→ **Exercise goal**: Write out the data again exactly, skipping every picture.

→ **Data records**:
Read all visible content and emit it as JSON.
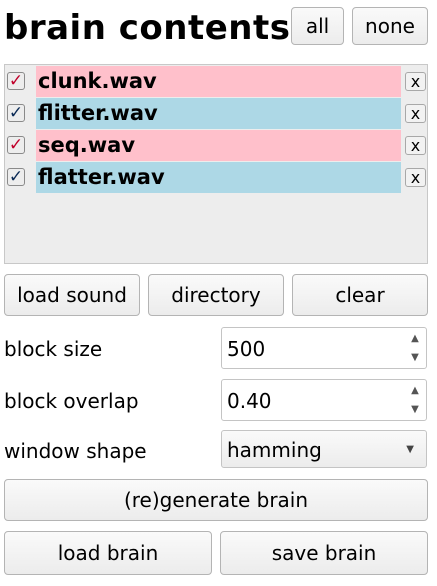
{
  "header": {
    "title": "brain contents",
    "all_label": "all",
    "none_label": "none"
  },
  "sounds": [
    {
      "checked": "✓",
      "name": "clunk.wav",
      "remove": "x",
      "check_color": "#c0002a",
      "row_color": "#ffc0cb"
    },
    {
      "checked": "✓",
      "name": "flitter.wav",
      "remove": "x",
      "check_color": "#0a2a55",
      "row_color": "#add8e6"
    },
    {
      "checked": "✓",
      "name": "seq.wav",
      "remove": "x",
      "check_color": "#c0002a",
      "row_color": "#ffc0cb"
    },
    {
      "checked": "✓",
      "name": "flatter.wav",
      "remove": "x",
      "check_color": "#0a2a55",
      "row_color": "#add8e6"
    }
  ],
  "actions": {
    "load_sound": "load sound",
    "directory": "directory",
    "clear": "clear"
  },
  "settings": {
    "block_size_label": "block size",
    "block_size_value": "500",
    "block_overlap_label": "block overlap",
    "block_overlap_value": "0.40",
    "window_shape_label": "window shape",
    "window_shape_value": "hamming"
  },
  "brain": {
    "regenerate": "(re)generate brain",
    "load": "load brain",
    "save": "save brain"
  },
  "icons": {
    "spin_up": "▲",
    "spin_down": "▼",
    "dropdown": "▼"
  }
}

→ **Answer to this problem**:
Read all visible content and emit it as JSON.
{
  "header": {
    "title": "brain contents",
    "all_label": "all",
    "none_label": "none"
  },
  "sounds": [
    {
      "checked": "✓",
      "name": "clunk.wav",
      "remove": "x",
      "check_color": "#c0002a",
      "row_color": "#ffc0cb"
    },
    {
      "checked": "✓",
      "name": "flitter.wav",
      "remove": "x",
      "check_color": "#0a2a55",
      "row_color": "#add8e6"
    },
    {
      "checked": "✓",
      "name": "seq.wav",
      "remove": "x",
      "check_color": "#c0002a",
      "row_color": "#ffc0cb"
    },
    {
      "checked": "✓",
      "name": "flatter.wav",
      "remove": "x",
      "check_color": "#0a2a55",
      "row_color": "#add8e6"
    }
  ],
  "actions": {
    "load_sound": "load sound",
    "directory": "directory",
    "clear": "clear"
  },
  "settings": {
    "block_size_label": "block size",
    "block_size_value": "500",
    "block_overlap_label": "block overlap",
    "block_overlap_value": "0.40",
    "window_shape_label": "window shape",
    "window_shape_value": "hamming"
  },
  "brain": {
    "regenerate": "(re)generate brain",
    "load": "load brain",
    "save": "save brain"
  },
  "icons": {
    "spin_up": "▲",
    "spin_down": "▼",
    "dropdown": "▼"
  }
}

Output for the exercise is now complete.